The records -

[BEGIN]

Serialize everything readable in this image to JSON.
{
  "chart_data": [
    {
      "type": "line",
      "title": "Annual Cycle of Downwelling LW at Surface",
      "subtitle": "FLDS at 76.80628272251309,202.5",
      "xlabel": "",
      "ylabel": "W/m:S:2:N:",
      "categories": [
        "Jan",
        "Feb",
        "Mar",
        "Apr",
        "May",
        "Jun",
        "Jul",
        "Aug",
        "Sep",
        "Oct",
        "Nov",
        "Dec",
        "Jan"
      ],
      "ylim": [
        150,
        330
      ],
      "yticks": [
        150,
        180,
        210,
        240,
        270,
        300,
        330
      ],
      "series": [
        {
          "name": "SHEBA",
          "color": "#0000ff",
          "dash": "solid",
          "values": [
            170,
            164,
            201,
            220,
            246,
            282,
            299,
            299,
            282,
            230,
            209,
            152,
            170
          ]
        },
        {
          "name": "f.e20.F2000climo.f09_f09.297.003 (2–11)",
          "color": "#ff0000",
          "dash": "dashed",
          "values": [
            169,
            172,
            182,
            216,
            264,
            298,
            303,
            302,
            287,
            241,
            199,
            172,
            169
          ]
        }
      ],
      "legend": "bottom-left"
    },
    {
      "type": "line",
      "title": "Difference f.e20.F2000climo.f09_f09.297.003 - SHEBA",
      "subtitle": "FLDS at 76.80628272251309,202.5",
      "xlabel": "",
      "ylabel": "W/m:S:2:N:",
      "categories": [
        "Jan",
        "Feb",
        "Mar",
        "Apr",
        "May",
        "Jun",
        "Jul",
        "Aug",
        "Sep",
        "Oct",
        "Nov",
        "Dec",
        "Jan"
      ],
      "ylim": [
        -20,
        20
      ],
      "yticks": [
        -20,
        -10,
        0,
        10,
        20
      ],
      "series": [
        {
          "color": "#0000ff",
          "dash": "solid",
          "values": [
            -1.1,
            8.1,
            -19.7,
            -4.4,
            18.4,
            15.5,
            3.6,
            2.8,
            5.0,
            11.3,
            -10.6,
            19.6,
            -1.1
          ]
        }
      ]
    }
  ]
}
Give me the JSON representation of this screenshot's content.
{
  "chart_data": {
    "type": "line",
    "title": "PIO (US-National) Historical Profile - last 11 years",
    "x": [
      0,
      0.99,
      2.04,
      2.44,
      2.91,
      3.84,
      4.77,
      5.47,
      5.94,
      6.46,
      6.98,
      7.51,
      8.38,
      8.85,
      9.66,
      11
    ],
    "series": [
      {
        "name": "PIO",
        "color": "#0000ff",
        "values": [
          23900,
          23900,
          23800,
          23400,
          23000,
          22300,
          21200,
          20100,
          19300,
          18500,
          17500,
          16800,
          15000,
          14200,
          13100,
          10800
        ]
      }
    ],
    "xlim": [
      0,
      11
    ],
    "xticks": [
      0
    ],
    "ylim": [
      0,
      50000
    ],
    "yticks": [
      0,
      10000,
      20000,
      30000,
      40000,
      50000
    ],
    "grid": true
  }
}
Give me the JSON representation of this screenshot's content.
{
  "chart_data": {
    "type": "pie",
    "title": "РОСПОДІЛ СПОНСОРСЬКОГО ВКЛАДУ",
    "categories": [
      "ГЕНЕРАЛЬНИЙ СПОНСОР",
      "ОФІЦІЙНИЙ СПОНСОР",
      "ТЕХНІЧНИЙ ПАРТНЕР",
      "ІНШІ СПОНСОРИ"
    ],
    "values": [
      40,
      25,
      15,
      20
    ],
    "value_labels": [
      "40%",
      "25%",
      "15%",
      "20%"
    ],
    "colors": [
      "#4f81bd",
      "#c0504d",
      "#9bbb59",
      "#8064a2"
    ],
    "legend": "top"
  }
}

[END]

What is asked -
Make an exact copy of the records.

The solution -
Serialize everything readable in this image to JSON.
{
  "chart_data": [
    {
      "type": "line",
      "title": "Annual Cycle of Downwelling LW at Surface",
      "subtitle": "FLDS at 76.80628272251309,202.5",
      "xlabel": "",
      "ylabel": "W/m:S:2:N:",
      "categories": [
        "Jan",
        "Feb",
        "Mar",
        "Apr",
        "May",
        "Jun",
        "Jul",
        "Aug",
        "Sep",
        "Oct",
        "Nov",
        "Dec",
        "Jan"
      ],
      "ylim": [
        150,
        330
      ],
      "yticks": [
        150,
        180,
        210,
        240,
        270,
        300,
        330
      ],
      "series": [
        {
          "name": "SHEBA",
          "color": "#0000ff",
          "dash": "solid",
          "values": [
            170,
            164,
            201,
            220,
            246,
            282,
            299,
            299,
            282,
            230,
            209,
            152,
            170
          ]
        },
        {
          "name": "f.e20.F2000climo.f09_f09.297.003 (2–11)",
          "color": "#ff0000",
          "dash": "dashed",
          "values": [
            169,
            172,
            182,
            216,
            264,
            298,
            303,
            302,
            287,
            241,
            199,
            172,
            169
          ]
        }
      ],
      "legend": "bottom-left"
    },
    {
      "type": "line",
      "title": "Difference f.e20.F2000climo.f09_f09.297.003 - SHEBA",
      "subtitle": "FLDS at 76.80628272251309,202.5",
      "xlabel": "",
      "ylabel": "W/m:S:2:N:",
      "categories": [
        "Jan",
        "Feb",
        "Mar",
        "Apr",
        "May",
        "Jun",
        "Jul",
        "Aug",
        "Sep",
        "Oct",
        "Nov",
        "Dec",
        "Jan"
      ],
      "ylim": [
        -20,
        20
      ],
      "yticks": [
        -20,
        -10,
        0,
        10,
        20
      ],
      "series": [
        {
          "color": "#0000ff",
          "dash": "solid",
          "values": [
            -1.1,
            8.1,
            -19.7,
            -4.4,
            18.4,
            15.5,
            3.6,
            2.8,
            5.0,
            11.3,
            -10.6,
            19.6,
            -1.1
          ]
        }
      ]
    }
  ]
}
Give me the JSON representation of this screenshot's content.
{
  "chart_data": {
    "type": "line",
    "title": "PIO (US-National) Historical Profile - last 11 years",
    "x": [
      0,
      0.99,
      2.04,
      2.44,
      2.91,
      3.84,
      4.77,
      5.47,
      5.94,
      6.46,
      6.98,
      7.51,
      8.38,
      8.85,
      9.66,
      11
    ],
    "series": [
      {
        "name": "PIO",
        "color": "#0000ff",
        "values": [
          23900,
          23900,
          23800,
          23400,
          23000,
          22300,
          21200,
          20100,
          19300,
          18500,
          17500,
          16800,
          15000,
          14200,
          13100,
          10800
        ]
      }
    ],
    "xlim": [
      0,
      11
    ],
    "xticks": [
      0
    ],
    "ylim": [
      0,
      50000
    ],
    "yticks": [
      0,
      10000,
      20000,
      30000,
      40000,
      50000
    ],
    "grid": true
  }
}
Give me the JSON representation of this screenshot's content.
{
  "chart_data": {
    "type": "pie",
    "title": "РОСПОДІЛ СПОНСОРСЬКОГО ВКЛАДУ",
    "categories": [
      "ГЕНЕРАЛЬНИЙ СПОНСОР",
      "ОФІЦІЙНИЙ СПОНСОР",
      "ТЕХНІЧНИЙ ПАРТНЕР",
      "ІНШІ СПОНСОРИ"
    ],
    "values": [
      40,
      25,
      15,
      20
    ],
    "value_labels": [
      "40%",
      "25%",
      "15%",
      "20%"
    ],
    "colors": [
      "#4f81bd",
      "#c0504d",
      "#9bbb59",
      "#8064a2"
    ],
    "legend": "top"
  }
}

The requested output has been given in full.